[Data extracted from a collection]
________________

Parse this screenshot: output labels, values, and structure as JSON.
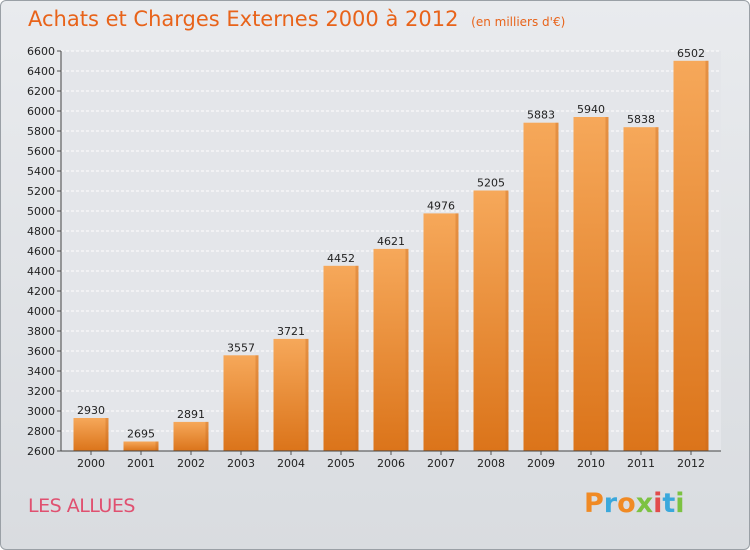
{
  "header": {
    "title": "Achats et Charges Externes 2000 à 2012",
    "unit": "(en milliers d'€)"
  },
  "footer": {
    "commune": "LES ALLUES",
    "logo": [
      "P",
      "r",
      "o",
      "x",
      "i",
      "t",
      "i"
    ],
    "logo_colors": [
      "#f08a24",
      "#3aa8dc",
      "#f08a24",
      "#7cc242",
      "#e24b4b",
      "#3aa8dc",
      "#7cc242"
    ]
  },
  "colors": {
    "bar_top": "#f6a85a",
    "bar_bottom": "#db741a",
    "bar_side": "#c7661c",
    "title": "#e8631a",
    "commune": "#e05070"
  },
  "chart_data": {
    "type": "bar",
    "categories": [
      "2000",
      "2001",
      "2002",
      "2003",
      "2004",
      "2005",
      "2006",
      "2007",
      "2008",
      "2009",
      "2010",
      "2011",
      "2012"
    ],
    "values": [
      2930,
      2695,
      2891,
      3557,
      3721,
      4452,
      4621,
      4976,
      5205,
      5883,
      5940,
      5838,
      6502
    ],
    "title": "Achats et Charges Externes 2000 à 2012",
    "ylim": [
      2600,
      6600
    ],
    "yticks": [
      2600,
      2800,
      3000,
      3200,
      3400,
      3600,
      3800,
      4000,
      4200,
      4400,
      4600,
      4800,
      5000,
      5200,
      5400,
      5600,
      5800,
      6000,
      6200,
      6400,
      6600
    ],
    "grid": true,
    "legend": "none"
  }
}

________________

Written instruction:
Your copy should hold every record word for word and none of the pictures.

Output of the task:
Parse this screenshot: output labels, values, and structure as JSON.
{
  "header": {
    "title": "Achats et Charges Externes 2000 à 2012",
    "unit": "(en milliers d'€)"
  },
  "footer": {
    "commune": "LES ALLUES",
    "logo": [
      "P",
      "r",
      "o",
      "x",
      "i",
      "t",
      "i"
    ],
    "logo_colors": [
      "#f08a24",
      "#3aa8dc",
      "#f08a24",
      "#7cc242",
      "#e24b4b",
      "#3aa8dc",
      "#7cc242"
    ]
  },
  "colors": {
    "bar_top": "#f6a85a",
    "bar_bottom": "#db741a",
    "bar_side": "#c7661c",
    "title": "#e8631a",
    "commune": "#e05070"
  },
  "chart_data": {
    "type": "bar",
    "categories": [
      "2000",
      "2001",
      "2002",
      "2003",
      "2004",
      "2005",
      "2006",
      "2007",
      "2008",
      "2009",
      "2010",
      "2011",
      "2012"
    ],
    "values": [
      2930,
      2695,
      2891,
      3557,
      3721,
      4452,
      4621,
      4976,
      5205,
      5883,
      5940,
      5838,
      6502
    ],
    "title": "Achats et Charges Externes 2000 à 2012",
    "ylim": [
      2600,
      6600
    ],
    "yticks": [
      2600,
      2800,
      3000,
      3200,
      3400,
      3600,
      3800,
      4000,
      4200,
      4400,
      4600,
      4800,
      5000,
      5200,
      5400,
      5600,
      5800,
      6000,
      6200,
      6400,
      6600
    ],
    "grid": true,
    "legend": "none"
  }
}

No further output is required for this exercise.